Reproduce every entry exactly and leave its pictures out.

Records from a dataset:
* Begin *
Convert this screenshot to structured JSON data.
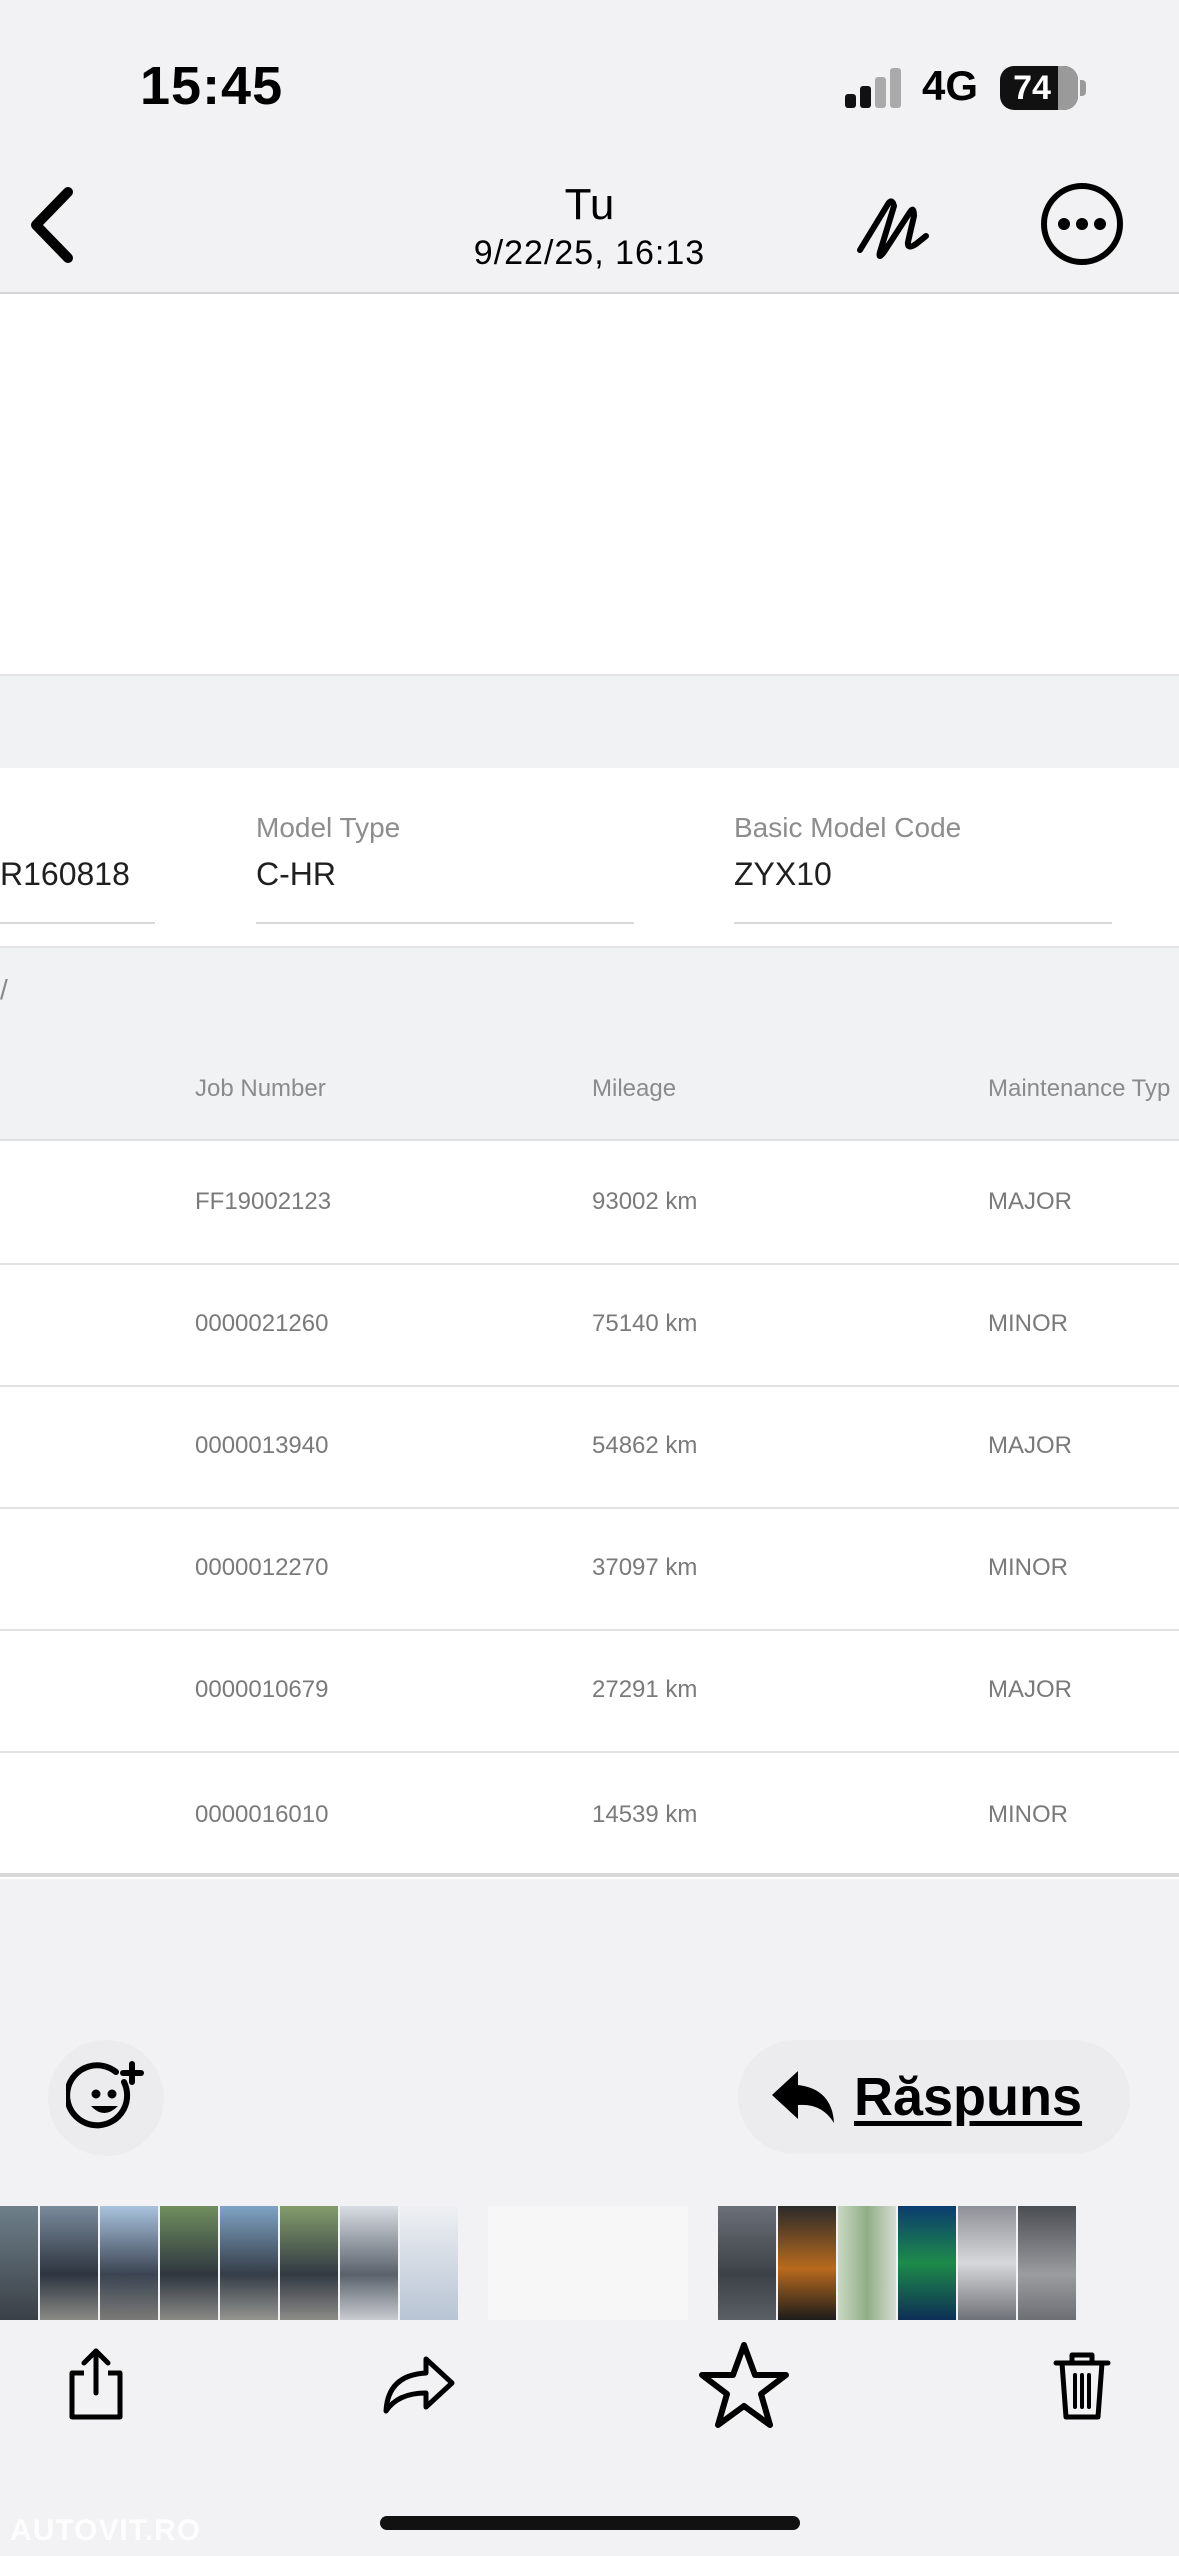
{
  "status_bar": {
    "time": "15:45",
    "network": "4G",
    "battery": "74"
  },
  "header": {
    "sender": "Tu",
    "date": "9/22/25, 16:13"
  },
  "vehicle": {
    "vin_partial": "R160818",
    "model_type_label": "Model Type",
    "model_type": "C-HR",
    "basic_model_code_label": "Basic Model Code",
    "basic_model_code": "ZYX10",
    "section_mark": "/"
  },
  "table": {
    "headers": [
      "Job Number",
      "Mileage",
      "Maintenance Typ"
    ],
    "rows": [
      {
        "job": "FF19002123",
        "mileage": "93002 km",
        "type": "MAJOR"
      },
      {
        "job": "0000021260",
        "mileage": "75140 km",
        "type": "MINOR"
      },
      {
        "job": "0000013940",
        "mileage": "54862 km",
        "type": "MAJOR"
      },
      {
        "job": "0000012270",
        "mileage": "37097 km",
        "type": "MINOR"
      },
      {
        "job": "0000010679",
        "mileage": "27291 km",
        "type": "MAJOR"
      },
      {
        "job": "0000016010",
        "mileage": "14539 km",
        "type": "MINOR"
      }
    ]
  },
  "actions": {
    "reply_label": "Răspuns"
  },
  "icons": {
    "back": "chevron-left-icon",
    "markup": "markup-pen-icon",
    "more": "ellipsis-circle-icon",
    "emoji": "add-reaction-icon",
    "reply": "reply-arrow-icon",
    "share": "share-icon",
    "forward": "forward-icon",
    "favorite": "star-icon",
    "delete": "trash-icon"
  },
  "watermark": "AUTOVIT.RO"
}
* End *
Expected answer
Convert this screenshot to structured JSON data.
{
  "status_bar": {
    "time": "15:45",
    "network": "4G",
    "battery": "74"
  },
  "header": {
    "sender": "Tu",
    "date": "9/22/25, 16:13"
  },
  "vehicle": {
    "vin_partial": "R160818",
    "model_type_label": "Model Type",
    "model_type": "C-HR",
    "basic_model_code_label": "Basic Model Code",
    "basic_model_code": "ZYX10",
    "section_mark": "/"
  },
  "table": {
    "headers": [
      "Job Number",
      "Mileage",
      "Maintenance Typ"
    ],
    "rows": [
      {
        "job": "FF19002123",
        "mileage": "93002 km",
        "type": "MAJOR"
      },
      {
        "job": "0000021260",
        "mileage": "75140 km",
        "type": "MINOR"
      },
      {
        "job": "0000013940",
        "mileage": "54862 km",
        "type": "MAJOR"
      },
      {
        "job": "0000012270",
        "mileage": "37097 km",
        "type": "MINOR"
      },
      {
        "job": "0000010679",
        "mileage": "27291 km",
        "type": "MAJOR"
      },
      {
        "job": "0000016010",
        "mileage": "14539 km",
        "type": "MINOR"
      }
    ]
  },
  "actions": {
    "reply_label": "Răspuns"
  },
  "icons": {
    "back": "chevron-left-icon",
    "markup": "markup-pen-icon",
    "more": "ellipsis-circle-icon",
    "emoji": "add-reaction-icon",
    "reply": "reply-arrow-icon",
    "share": "share-icon",
    "forward": "forward-icon",
    "favorite": "star-icon",
    "delete": "trash-icon"
  },
  "watermark": "AUTOVIT.RO"
}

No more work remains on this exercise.